TASK TO COMPLETE: Please work out how many lines in the material contain "open" and give only that figure.
--- Start of STORED RECORDS ---
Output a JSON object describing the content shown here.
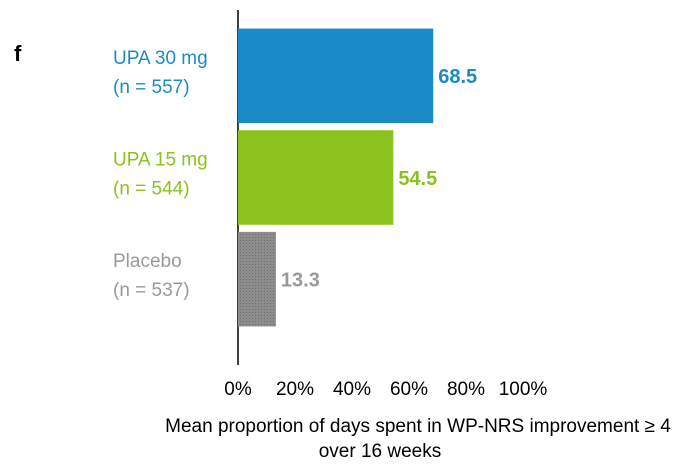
{
  "chart_data": {
    "type": "barh",
    "panel_label": "f",
    "categories": [
      "UPA 30 mg",
      "UPA 15 mg",
      "Placebo"
    ],
    "category_sublabels": [
      "(n = 557)",
      "(n = 544)",
      "(n = 537)"
    ],
    "values": [
      68.5,
      54.5,
      13.3
    ],
    "colors": [
      "#1b8bc8",
      "#8cc21e",
      "#8c8c8c"
    ],
    "xlim": [
      0,
      100
    ],
    "xticks": [
      {
        "value": 0,
        "label": "0%"
      },
      {
        "value": 20,
        "label": "20%"
      },
      {
        "value": 40,
        "label": "40%"
      },
      {
        "value": 60,
        "label": "60%"
      },
      {
        "value": 80,
        "label": "80%"
      },
      {
        "value": 100,
        "label": "100%"
      }
    ],
    "xlabel": [
      "Mean proportion of days spent in WP-NRS improvement ≥ 4",
      "over 16 weeks"
    ]
  }
}
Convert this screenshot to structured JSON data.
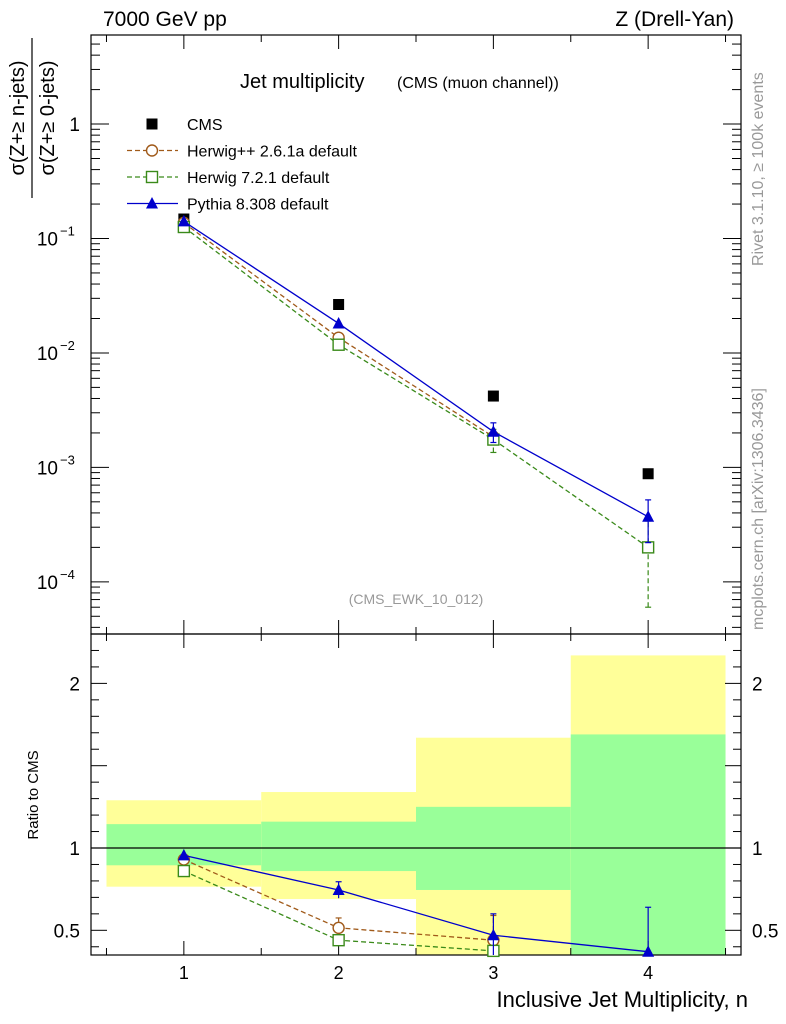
{
  "header": {
    "left": "7000 GeV pp",
    "right": "Z (Drell-Yan)"
  },
  "side_labels": {
    "rivet": "Rivet 3.1.10, ≥ 100k events",
    "mcplots": "mcplots.cern.ch [arXiv:1306.3436]"
  },
  "chart_data": {
    "type": "scatter",
    "title": "Jet multiplicity",
    "subtitle": "(CMS (muon channel))",
    "analysis_tag": "(CMS_EWK_10_012)",
    "xlabel": "Inclusive Jet Multiplicity, n",
    "xlim": [
      0.4,
      4.6
    ],
    "x_ticks": [
      "1",
      "2",
      "3",
      "4"
    ],
    "main": {
      "ylabel_num": "σ(Z+≥ n-jets)",
      "ylabel_den": "σ(Z+≥ 0-jets)",
      "yscale": "log",
      "ylim": [
        3.5e-05,
        6
      ],
      "y_ticks": [
        {
          "value": 1,
          "label": "1"
        },
        {
          "value": 0.1,
          "label": "10",
          "exp": "−1"
        },
        {
          "value": 0.01,
          "label": "10",
          "exp": "−2"
        },
        {
          "value": 0.001,
          "label": "10",
          "exp": "−3"
        },
        {
          "value": 0.0001,
          "label": "10",
          "exp": "−4"
        }
      ],
      "legend_position": "top-left",
      "series": [
        {
          "name": "CMS",
          "color": "#000000",
          "marker": "filled-square",
          "line": "none",
          "x": [
            1,
            2,
            3,
            4
          ],
          "y": [
            0.148,
            0.0265,
            0.0042,
            0.00088
          ]
        },
        {
          "name": "Herwig++ 2.6.1a default",
          "color": "#a05a1a",
          "marker": "open-circle",
          "line": "dashed",
          "x": [
            1,
            2,
            3
          ],
          "y": [
            0.137,
            0.0136,
            0.00185
          ]
        },
        {
          "name": "Herwig 7.2.1 default",
          "color": "#3a8a1a",
          "marker": "open-square",
          "line": "dashed",
          "x": [
            1,
            2,
            3,
            4
          ],
          "y": [
            0.126,
            0.0118,
            0.00175,
            0.0002
          ],
          "y_err_low": [
            0,
            0,
            0.0004,
            0.00014
          ],
          "y_err_high": [
            0,
            0,
            0.0004,
            0.00014
          ]
        },
        {
          "name": "Pythia 8.308 default",
          "color": "#0000cc",
          "marker": "filled-triangle",
          "line": "solid",
          "x": [
            1,
            2,
            3,
            4
          ],
          "y": [
            0.141,
            0.0181,
            0.00205,
            0.00037
          ],
          "y_err_low": [
            0,
            0,
            0.0004,
            0.00015
          ],
          "y_err_high": [
            0,
            0,
            0.0004,
            0.00015
          ]
        }
      ]
    },
    "ratio": {
      "ylabel": "Ratio to CMS",
      "ylim": [
        0.35,
        2.3
      ],
      "y_ticks": [
        0.5,
        1,
        2
      ],
      "reference_line": 1,
      "bands": [
        {
          "x_range": [
            0.5,
            1.5
          ],
          "inner": [
            0.895,
            1.145
          ],
          "outer": [
            0.765,
            1.29
          ]
        },
        {
          "x_range": [
            1.5,
            2.5
          ],
          "inner": [
            0.86,
            1.16
          ],
          "outer": [
            0.69,
            1.34
          ]
        },
        {
          "x_range": [
            2.5,
            3.5
          ],
          "inner": [
            0.745,
            1.25
          ],
          "outer": [
            0.35,
            1.67
          ]
        },
        {
          "x_range": [
            3.5,
            4.5
          ],
          "inner": [
            0.35,
            1.69
          ],
          "outer": [
            0.35,
            2.17
          ]
        }
      ],
      "band_colors": {
        "inner": "#99ff99",
        "outer": "#ffff99"
      },
      "series": [
        {
          "name": "Herwig++ 2.6.1a default",
          "x": [
            1,
            2,
            3
          ],
          "y": [
            0.93,
            0.515,
            0.44
          ],
          "y_err_low": [
            0,
            0.06,
            0.15
          ],
          "y_err_high": [
            0,
            0.06,
            0.15
          ]
        },
        {
          "name": "Herwig 7.2.1 default",
          "x": [
            1,
            2,
            3
          ],
          "y": [
            0.86,
            0.44,
            0.375
          ],
          "y_err_low": [
            0,
            0,
            0
          ],
          "y_err_high": [
            0,
            0,
            0
          ]
        },
        {
          "name": "Pythia 8.308 default",
          "x": [
            1,
            2,
            3,
            4
          ],
          "y": [
            0.955,
            0.745,
            0.47,
            0.37
          ],
          "y_err_low": [
            0,
            0.05,
            0.13,
            0.27
          ],
          "y_err_high": [
            0,
            0.05,
            0.13,
            0.27
          ]
        }
      ]
    }
  }
}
--- End of STORED RECORDS ---
SOLVED PROBLEM: 2